Present each line of the entries below that holds the word "been".

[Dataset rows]
----

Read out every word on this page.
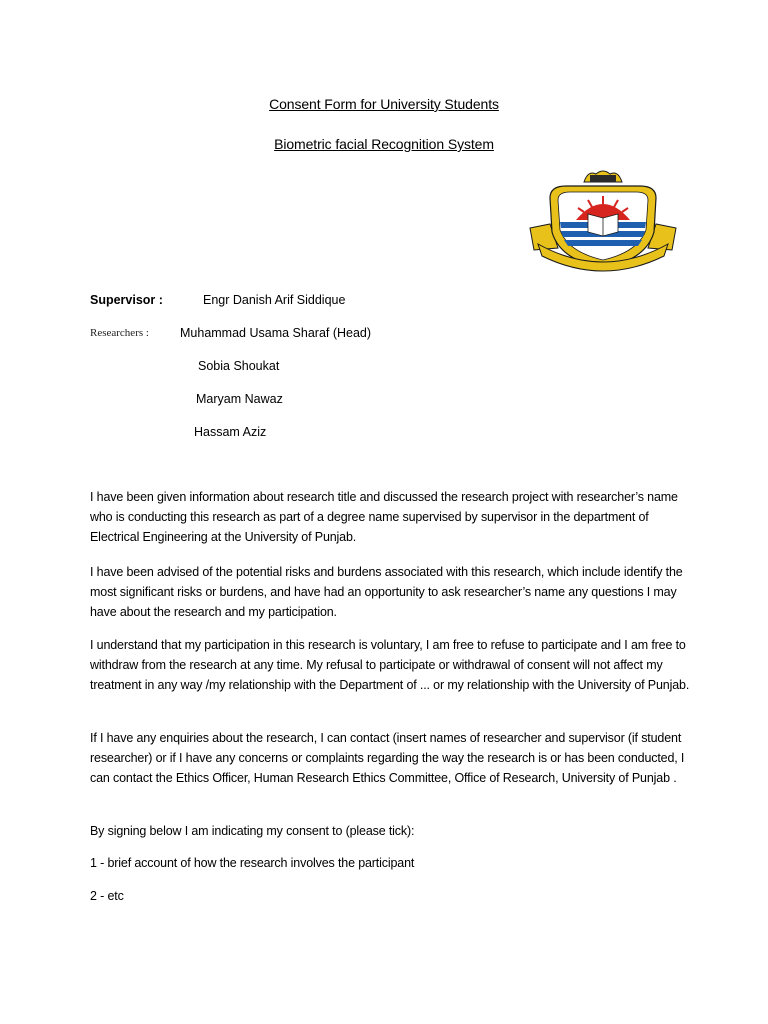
Consent Form for University Students
Biometric facial Recognition System
Supervisor :	Engr Danish Arif Siddique
Researchers : Muhammad Usama Sharaf (Head)
Sobia Shoukat
Maryam Nawaz
Hassam Aziz
I have been given information about research title and discussed the research project with researcher’s name who is conducting this research as part of a degree name supervised by supervisor in the department of Electrical Engineering at the University of Punjab.
I have been advised of the potential risks and burdens associated with this research, which include identify the most significant risks or burdens, and have had an opportunity to ask researcher’s name any questions I may have about the research and my participation.
I understand that my participation in this research is voluntary, I am free to refuse to participate and I am free to withdraw from the research at any time. My refusal to participate or withdrawal of consent will not affect my treatment in any way /my relationship with the Department of ... or my relationship with the University of Punjab.
If I have any enquiries about the research, I can contact (insert names of researcher and supervisor (if student researcher) or if I have any concerns or complaints regarding the way the research is or has been conducted, I can contact the Ethics Officer, Human Research Ethics Committee, Office of Research, University of Punjab .
By signing below I am indicating my consent to (please tick):
1 - brief account of how the research involves the participant
2 - etc
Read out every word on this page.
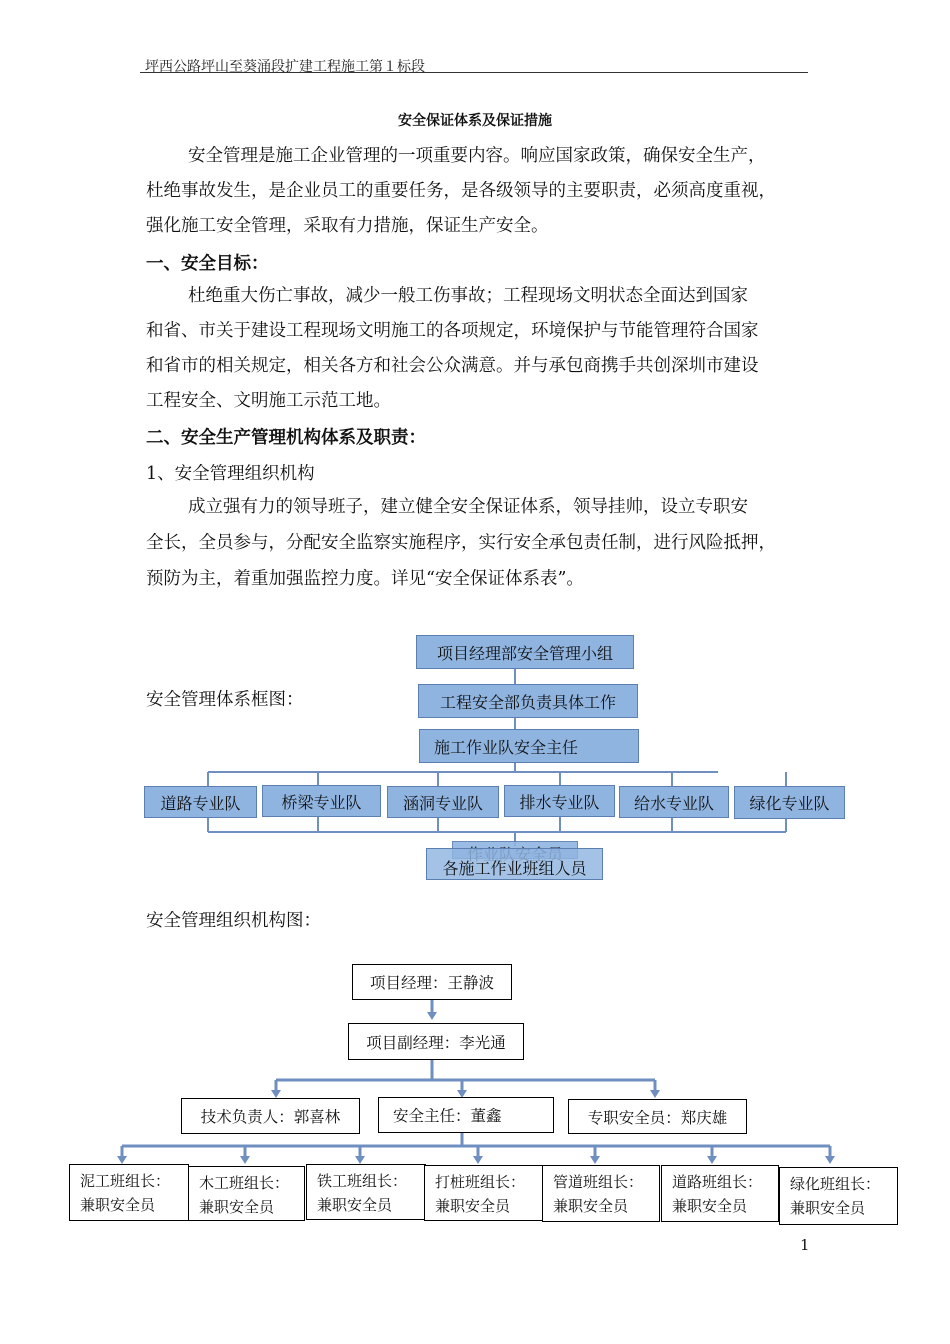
坪西公路坪山至葵涌段扩建工程施工第１标段
安全保证体系及保证措施
安全管理是施工企业管理的一项重要内容。响应国家政策，确保安全生产，
杜绝事故发生，是企业员工的重要任务，是各级领导的主要职责，必须高度重视，
强化施工安全管理，采取有力措施，保证生产安全。
一、安全目标：
杜绝重大伤亡事故，减少一般工伤事故；工程现场文明状态全面达到国家
和省、市关于建设工程现场文明施工的各项规定，环境保护与节能管理符合国家
和省市的相关规定，相关各方和社会公众满意。并与承包商携手共创深圳市建设
工程安全、文明施工示范工地。
二、安全生产管理机构体系及职责：
1、安全管理组织机构
成立强有力的领导班子，建立健全安全保证体系，领导挂帅，设立专职安
全长，全员参与，分配安全监察实施程序，实行安全承包责任制，进行风险抵押，
预防为主，着重加强监控力度。详见“安全保证体系表”。
安全管理体系框图：
项目经理部安全管理小组
工程安全部负责具体工作
施工作业队安全主任
道路专业队	桥梁专业队	涵洞专业队	排水专业队	给水专业队	绿化专业队
各施工作业班组人员
安全管理组织机构图：
项目经理：王静波
项目副经理：李光通
技术负责人：郭喜林	安全主任：董鑫	专职安全员：郑庆雄
泥工班组长：
兼职安全员
木工班组长：
兼职安全员
铁工班组长：
兼职安全员
打桩班组长：
兼职安全员
管道班组长：
兼职安全员
道路班组长：
兼职安全员
绿化班组长：
兼职安全员
1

----

■ **Response to the task**:
I have been given information about research title and discussed the research project with researcher’s name who is conducting this research as part of a degree name supervised by supervisor in the department of Electrical Engineering at the University of Punjab.
I have been advised of the potential risks and burdens associated with this research, which include identify the most significant risks or burdens, and have had an opportunity to ask researcher’s name any questions I may have about the research and my participation.
If I have any enquiries about the research, I can contact (insert names of researcher and supervisor (if student researcher) or if I have any concerns or complaints regarding the way the research is or has been conducted, I can contact the Ethics Officer, Human Research Ethics Committee, Office of Research, University of Punjab .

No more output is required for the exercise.